REQUIRED WORK | Repeat the material exactly, every line of it.

Source records
* BEGIN *

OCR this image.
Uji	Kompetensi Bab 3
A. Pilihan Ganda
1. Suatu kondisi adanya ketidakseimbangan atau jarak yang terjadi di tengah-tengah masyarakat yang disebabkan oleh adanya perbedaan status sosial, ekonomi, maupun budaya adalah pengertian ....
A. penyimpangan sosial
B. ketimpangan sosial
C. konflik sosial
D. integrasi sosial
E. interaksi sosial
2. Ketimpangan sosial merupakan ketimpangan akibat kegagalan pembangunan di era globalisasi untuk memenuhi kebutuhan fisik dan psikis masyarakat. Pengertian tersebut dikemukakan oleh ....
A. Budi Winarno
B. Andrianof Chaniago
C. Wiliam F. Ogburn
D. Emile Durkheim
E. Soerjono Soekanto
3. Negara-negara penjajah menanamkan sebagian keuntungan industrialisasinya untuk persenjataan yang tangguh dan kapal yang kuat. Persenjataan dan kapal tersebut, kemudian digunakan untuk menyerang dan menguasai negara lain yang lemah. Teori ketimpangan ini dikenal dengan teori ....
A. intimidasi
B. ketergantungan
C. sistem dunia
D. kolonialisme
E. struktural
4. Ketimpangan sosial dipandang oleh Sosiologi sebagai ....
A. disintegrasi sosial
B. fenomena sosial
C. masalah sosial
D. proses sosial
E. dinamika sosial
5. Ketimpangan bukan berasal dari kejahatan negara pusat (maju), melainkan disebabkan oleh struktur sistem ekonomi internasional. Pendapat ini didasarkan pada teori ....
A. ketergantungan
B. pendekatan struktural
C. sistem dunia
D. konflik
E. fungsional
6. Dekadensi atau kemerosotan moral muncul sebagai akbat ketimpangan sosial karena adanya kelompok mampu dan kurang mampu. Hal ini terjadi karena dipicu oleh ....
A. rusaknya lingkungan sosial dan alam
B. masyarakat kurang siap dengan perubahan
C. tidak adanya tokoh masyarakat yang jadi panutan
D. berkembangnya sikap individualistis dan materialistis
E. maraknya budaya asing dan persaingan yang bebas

* END *

FULL RESPONSE |
OCR this image.
Uji	Kompetensi Bab 3
A. Pilihan Ganda
1. Suatu kondisi adanya ketidakseimbangan atau jarak yang terjadi di tengah-tengah masyarakat yang disebabkan oleh adanya perbedaan status sosial, ekonomi, maupun budaya adalah pengertian ....
A. penyimpangan sosial
B. ketimpangan sosial
C. konflik sosial
D. integrasi sosial
E. interaksi sosial
2. Ketimpangan sosial merupakan ketimpangan akibat kegagalan pembangunan di era globalisasi untuk memenuhi kebutuhan fisik dan psikis masyarakat. Pengertian tersebut dikemukakan oleh ....
A. Budi Winarno
B. Andrianof Chaniago
C. Wiliam F. Ogburn
D. Emile Durkheim
E. Soerjono Soekanto
3. Negara-negara penjajah menanamkan sebagian keuntungan industrialisasinya untuk persenjataan yang tangguh dan kapal yang kuat. Persenjataan dan kapal tersebut, kemudian digunakan untuk menyerang dan menguasai negara lain yang lemah. Teori ketimpangan ini dikenal dengan teori ....
A. intimidasi
B. ketergantungan
C. sistem dunia
D. kolonialisme
E. struktural
4. Ketimpangan sosial dipandang oleh Sosiologi sebagai ....
A. disintegrasi sosial
B. fenomena sosial
C. masalah sosial
D. proses sosial
E. dinamika sosial
5. Ketimpangan bukan berasal dari kejahatan negara pusat (maju), melainkan disebabkan oleh struktur sistem ekonomi internasional. Pendapat ini didasarkan pada teori ....
A. ketergantungan
B. pendekatan struktural
C. sistem dunia
D. konflik
E. fungsional
6. Dekadensi atau kemerosotan moral muncul sebagai akbat ketimpangan sosial karena adanya kelompok mampu dan kurang mampu. Hal ini terjadi karena dipicu oleh ....
A. rusaknya lingkungan sosial dan alam
B. masyarakat kurang siap dengan perubahan
C. tidak adanya tokoh masyarakat yang jadi panutan
D. berkembangnya sikap individualistis dan materialistis
E. maraknya budaya asing dan persaingan yang bebas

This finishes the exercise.